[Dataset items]
<<<<
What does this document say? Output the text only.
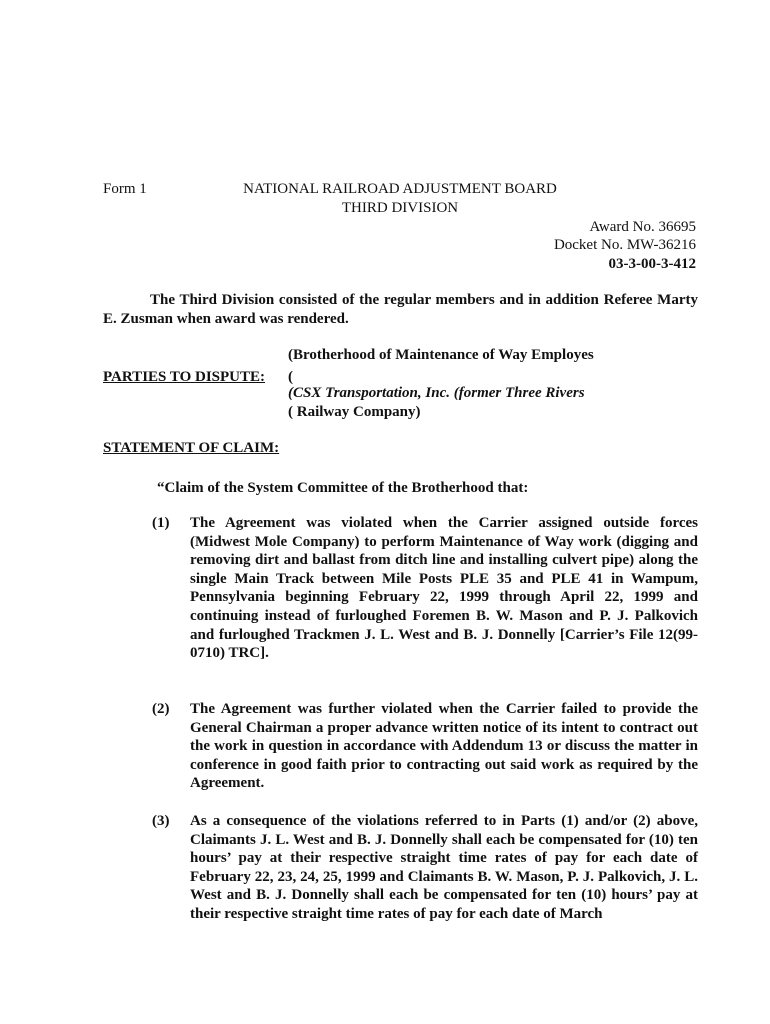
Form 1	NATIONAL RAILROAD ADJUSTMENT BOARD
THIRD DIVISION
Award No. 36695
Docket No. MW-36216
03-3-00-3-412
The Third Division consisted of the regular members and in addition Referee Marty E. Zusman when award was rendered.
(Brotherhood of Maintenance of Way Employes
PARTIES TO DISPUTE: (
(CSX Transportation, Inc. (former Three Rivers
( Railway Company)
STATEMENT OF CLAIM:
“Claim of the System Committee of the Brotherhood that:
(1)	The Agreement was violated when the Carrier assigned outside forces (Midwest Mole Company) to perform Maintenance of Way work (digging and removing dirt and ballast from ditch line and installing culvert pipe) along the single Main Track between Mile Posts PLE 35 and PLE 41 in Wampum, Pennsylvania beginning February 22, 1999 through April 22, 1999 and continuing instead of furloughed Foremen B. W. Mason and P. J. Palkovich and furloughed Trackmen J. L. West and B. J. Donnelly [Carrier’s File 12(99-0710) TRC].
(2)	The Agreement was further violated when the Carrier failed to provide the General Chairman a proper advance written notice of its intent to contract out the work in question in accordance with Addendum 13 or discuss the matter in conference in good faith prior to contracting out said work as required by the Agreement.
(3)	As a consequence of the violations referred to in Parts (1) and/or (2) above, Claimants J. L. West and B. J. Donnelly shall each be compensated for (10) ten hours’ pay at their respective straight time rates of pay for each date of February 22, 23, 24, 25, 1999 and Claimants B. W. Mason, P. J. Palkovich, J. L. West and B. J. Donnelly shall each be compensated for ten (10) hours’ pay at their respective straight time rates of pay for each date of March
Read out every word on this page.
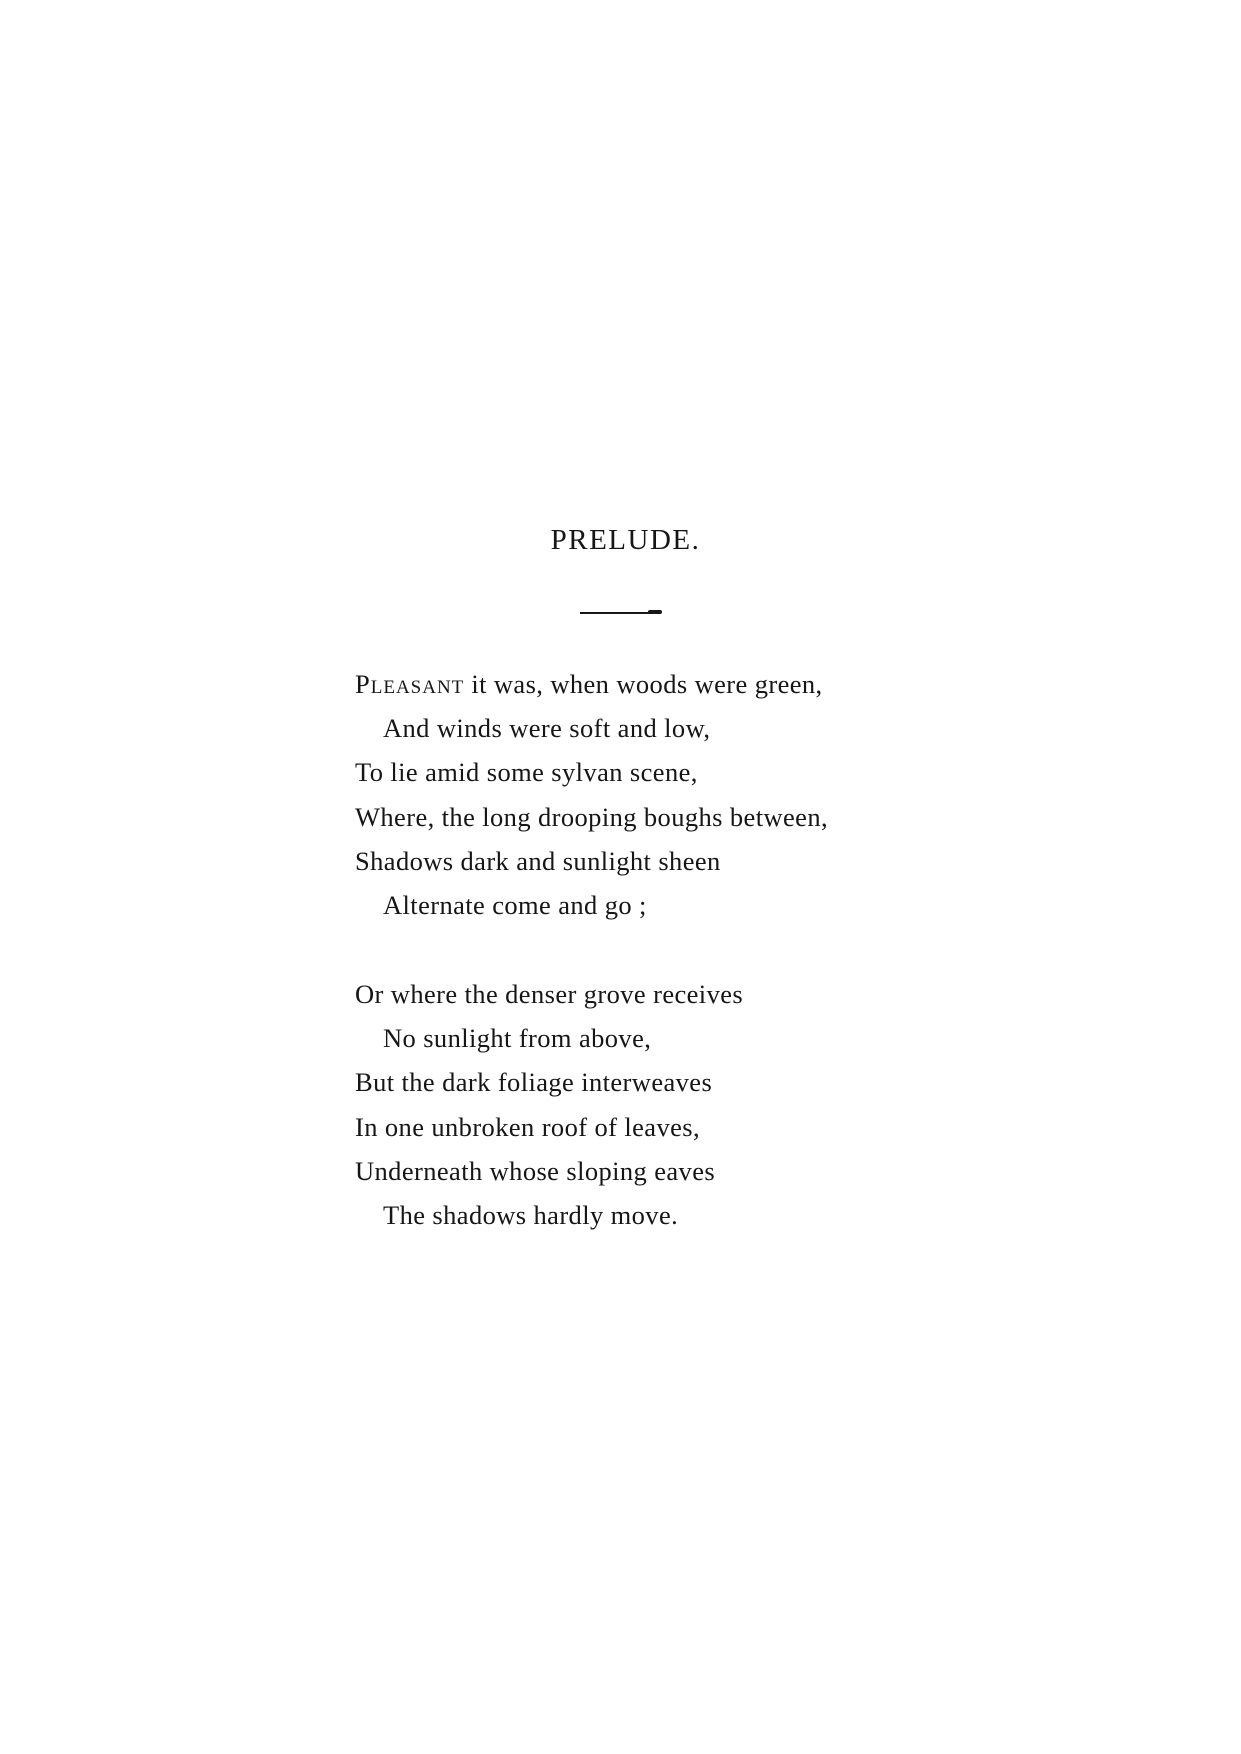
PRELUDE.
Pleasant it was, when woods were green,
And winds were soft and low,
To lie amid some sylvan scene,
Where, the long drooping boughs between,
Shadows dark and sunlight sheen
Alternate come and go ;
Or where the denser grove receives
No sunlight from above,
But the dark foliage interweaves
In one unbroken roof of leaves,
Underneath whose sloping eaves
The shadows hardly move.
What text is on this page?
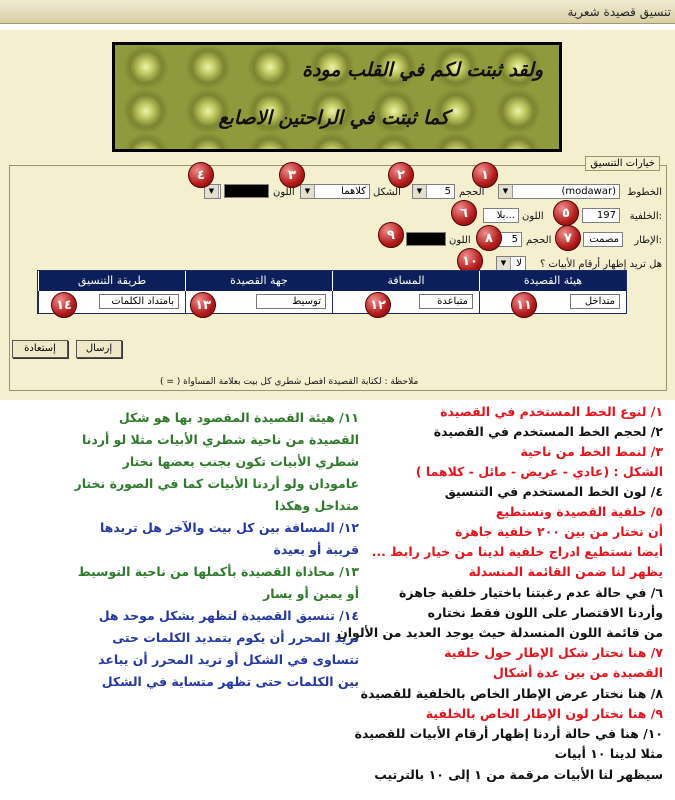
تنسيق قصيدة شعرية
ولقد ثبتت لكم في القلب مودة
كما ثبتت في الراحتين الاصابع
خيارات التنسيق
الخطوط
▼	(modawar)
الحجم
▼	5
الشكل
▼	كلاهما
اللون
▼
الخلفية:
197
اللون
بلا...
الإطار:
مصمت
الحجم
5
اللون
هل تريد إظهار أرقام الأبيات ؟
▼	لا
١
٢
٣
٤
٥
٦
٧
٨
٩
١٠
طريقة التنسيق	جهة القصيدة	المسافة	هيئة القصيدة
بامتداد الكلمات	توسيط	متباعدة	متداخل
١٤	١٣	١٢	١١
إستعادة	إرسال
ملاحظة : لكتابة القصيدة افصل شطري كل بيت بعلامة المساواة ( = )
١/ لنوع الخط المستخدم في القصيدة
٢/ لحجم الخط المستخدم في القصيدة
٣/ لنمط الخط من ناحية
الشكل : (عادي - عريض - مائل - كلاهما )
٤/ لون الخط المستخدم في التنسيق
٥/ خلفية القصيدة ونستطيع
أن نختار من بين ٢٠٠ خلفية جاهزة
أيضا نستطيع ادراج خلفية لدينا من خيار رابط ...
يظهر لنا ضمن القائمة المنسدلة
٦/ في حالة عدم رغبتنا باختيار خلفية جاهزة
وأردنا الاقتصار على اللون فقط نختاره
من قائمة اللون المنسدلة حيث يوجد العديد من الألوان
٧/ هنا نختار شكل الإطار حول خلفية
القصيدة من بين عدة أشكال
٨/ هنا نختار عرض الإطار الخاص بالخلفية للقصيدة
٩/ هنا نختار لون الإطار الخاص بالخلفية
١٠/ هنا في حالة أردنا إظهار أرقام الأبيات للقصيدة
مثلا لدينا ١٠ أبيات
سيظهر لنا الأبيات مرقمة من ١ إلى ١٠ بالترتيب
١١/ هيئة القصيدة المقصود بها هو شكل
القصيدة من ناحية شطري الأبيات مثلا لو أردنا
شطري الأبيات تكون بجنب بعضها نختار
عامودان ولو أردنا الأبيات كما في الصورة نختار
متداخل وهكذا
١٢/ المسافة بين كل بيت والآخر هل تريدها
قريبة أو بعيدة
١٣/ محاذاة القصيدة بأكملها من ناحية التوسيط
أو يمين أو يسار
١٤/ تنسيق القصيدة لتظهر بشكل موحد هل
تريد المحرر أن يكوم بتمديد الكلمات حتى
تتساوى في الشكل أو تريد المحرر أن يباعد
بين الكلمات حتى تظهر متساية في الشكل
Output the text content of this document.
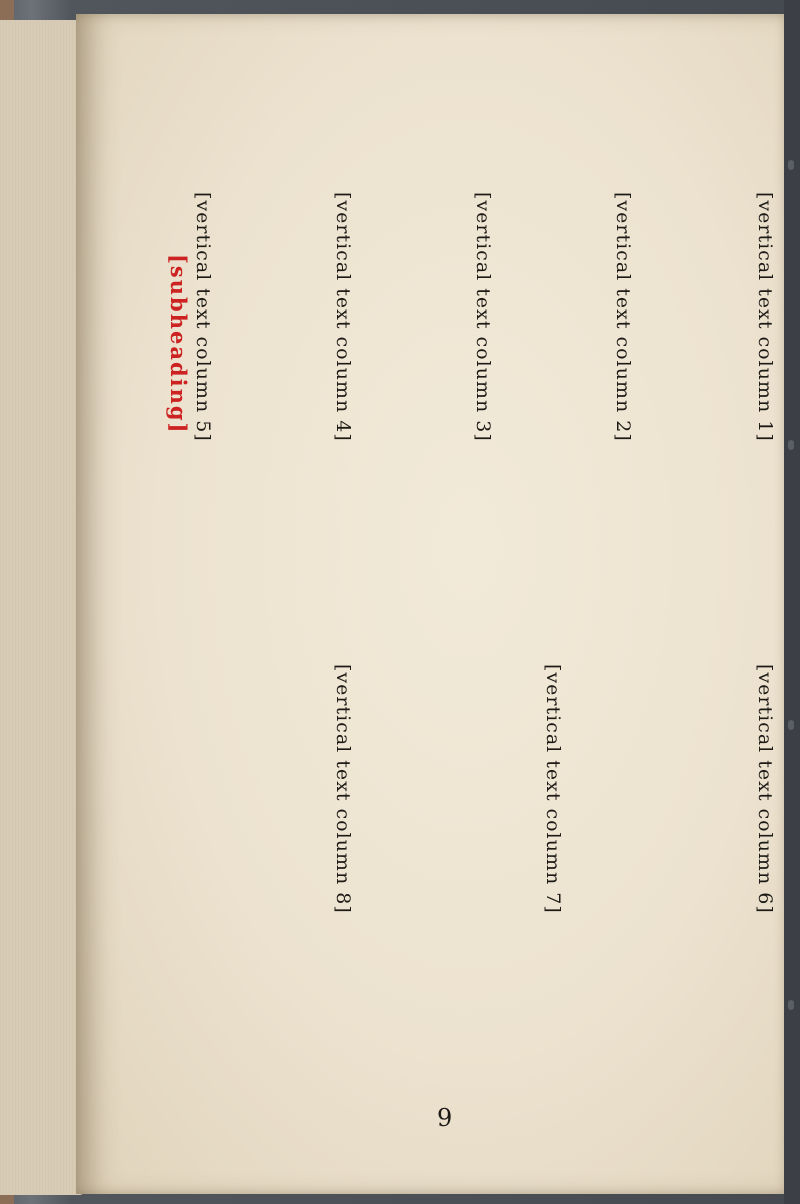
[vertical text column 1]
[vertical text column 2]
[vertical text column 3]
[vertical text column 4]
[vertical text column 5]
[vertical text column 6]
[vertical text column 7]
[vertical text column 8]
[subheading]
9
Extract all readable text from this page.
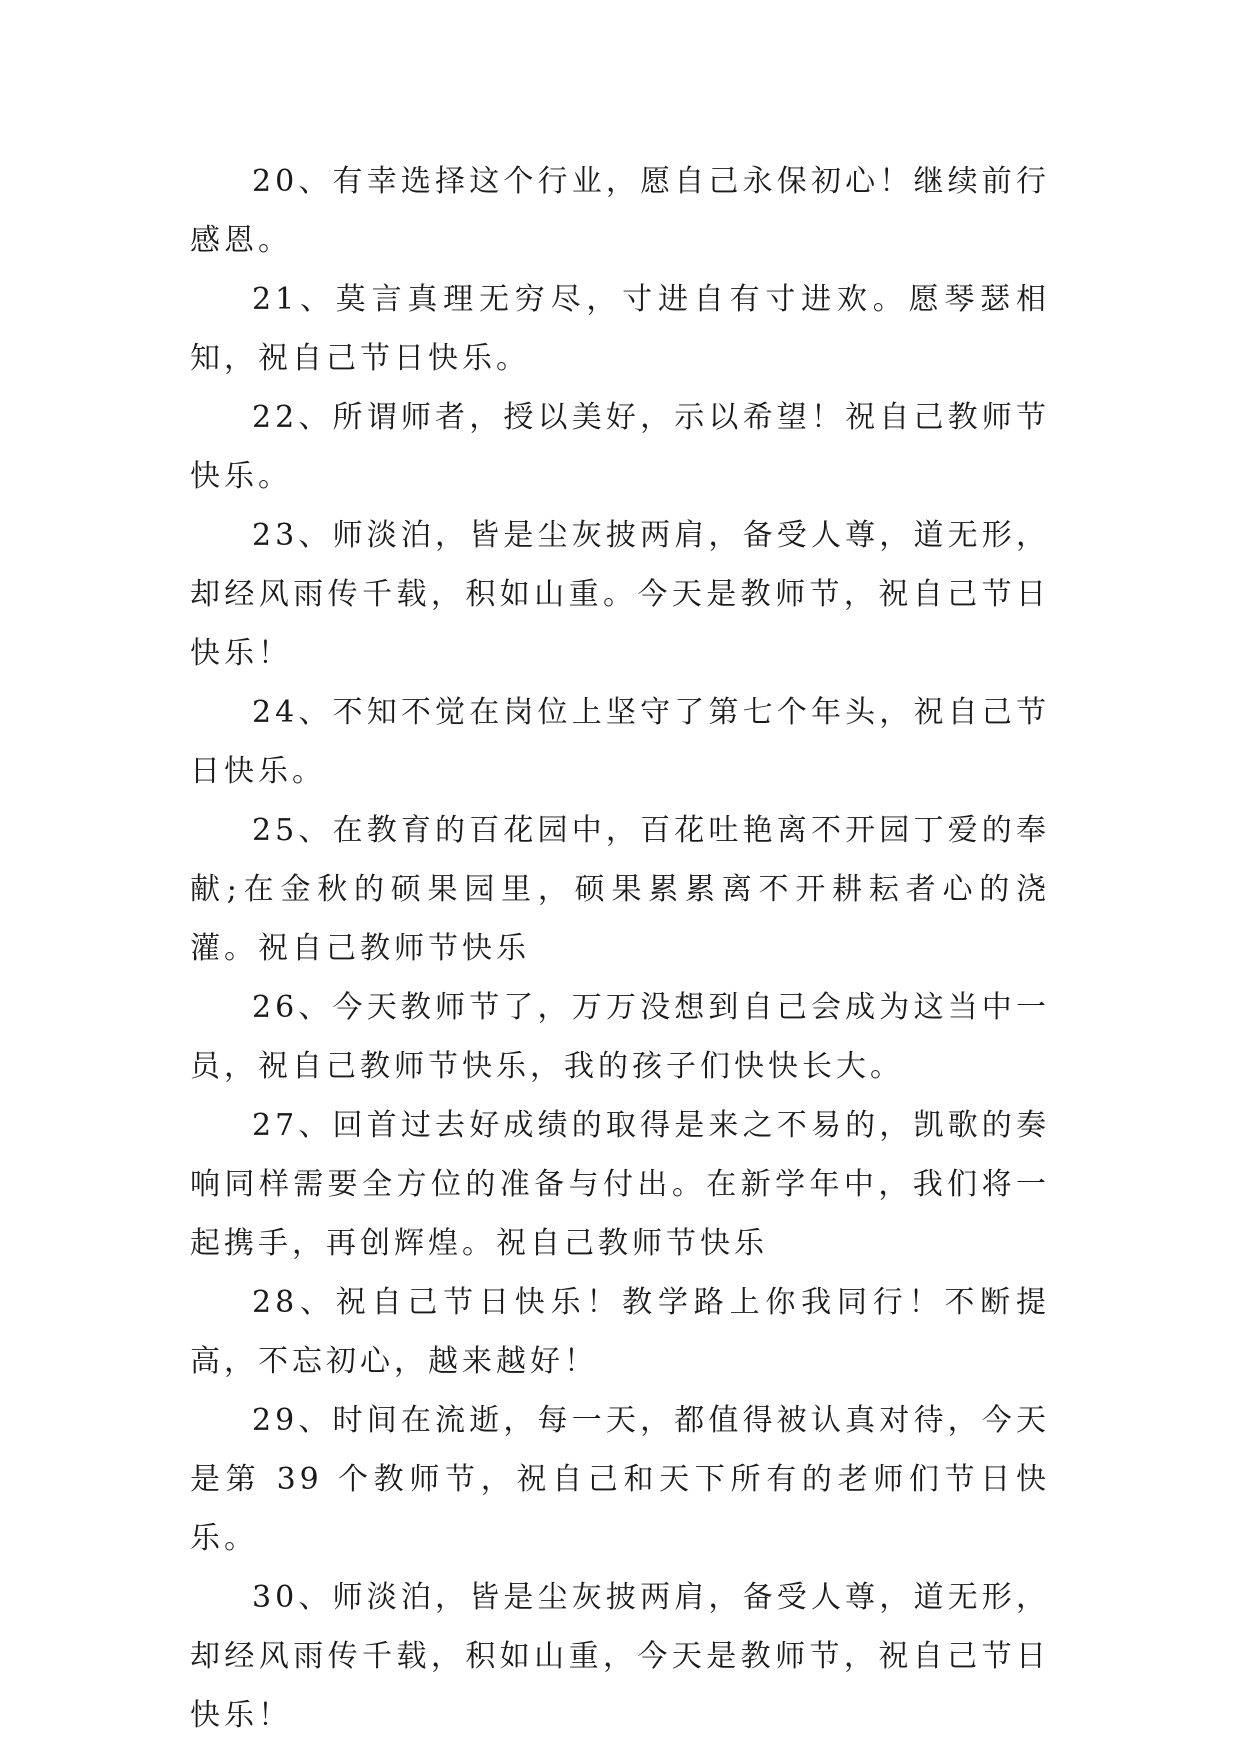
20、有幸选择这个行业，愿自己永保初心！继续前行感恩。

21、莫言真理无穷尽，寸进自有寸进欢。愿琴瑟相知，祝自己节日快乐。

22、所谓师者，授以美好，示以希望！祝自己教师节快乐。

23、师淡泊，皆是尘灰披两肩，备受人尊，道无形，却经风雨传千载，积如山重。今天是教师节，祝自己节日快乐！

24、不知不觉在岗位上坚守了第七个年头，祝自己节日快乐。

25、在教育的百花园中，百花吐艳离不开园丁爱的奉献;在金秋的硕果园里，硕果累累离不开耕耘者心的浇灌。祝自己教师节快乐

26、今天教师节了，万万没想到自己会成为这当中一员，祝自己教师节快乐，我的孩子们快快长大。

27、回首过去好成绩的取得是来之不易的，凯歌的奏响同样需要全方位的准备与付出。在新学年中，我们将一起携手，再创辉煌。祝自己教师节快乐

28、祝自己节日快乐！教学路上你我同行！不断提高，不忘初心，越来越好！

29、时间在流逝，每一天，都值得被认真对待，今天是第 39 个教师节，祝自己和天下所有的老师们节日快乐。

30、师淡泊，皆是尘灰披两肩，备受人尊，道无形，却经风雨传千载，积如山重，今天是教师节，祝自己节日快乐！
>>>>
[Problem] Pictures are left out; print exactly the lines from the one holding "Output the text content of this document." through the last line of the listing above, both included.

[Task answer]
Output the text content of this document.
[vertical text column 1]
[vertical text column 2]
[vertical text column 3]
[vertical text column 4]
[vertical text column 5]
[vertical text column 6]
[vertical text column 7]
[vertical text column 8]
[subheading]
9
Extract all readable text from this page.
20、有幸选择这个行业，愿自己永保初心！继续前行感恩。

21、莫言真理无穷尽，寸进自有寸进欢。愿琴瑟相知，祝自己节日快乐。

22、所谓师者，授以美好，示以希望！祝自己教师节快乐。

23、师淡泊，皆是尘灰披两肩，备受人尊，道无形，却经风雨传千载，积如山重。今天是教师节，祝自己节日快乐！

24、不知不觉在岗位上坚守了第七个年头，祝自己节日快乐。

25、在教育的百花园中，百花吐艳离不开园丁爱的奉献;在金秋的硕果园里，硕果累累离不开耕耘者心的浇灌。祝自己教师节快乐

26、今天教师节了，万万没想到自己会成为这当中一员，祝自己教师节快乐，我的孩子们快快长大。

27、回首过去好成绩的取得是来之不易的，凯歌的奏响同样需要全方位的准备与付出。在新学年中，我们将一起携手，再创辉煌。祝自己教师节快乐

28、祝自己节日快乐！教学路上你我同行！不断提高，不忘初心，越来越好！

29、时间在流逝，每一天，都值得被认真对待，今天是第 39 个教师节，祝自己和天下所有的老师们节日快乐。

30、师淡泊，皆是尘灰披两肩，备受人尊，道无形，却经风雨传千载，积如山重，今天是教师节，祝自己节日快乐！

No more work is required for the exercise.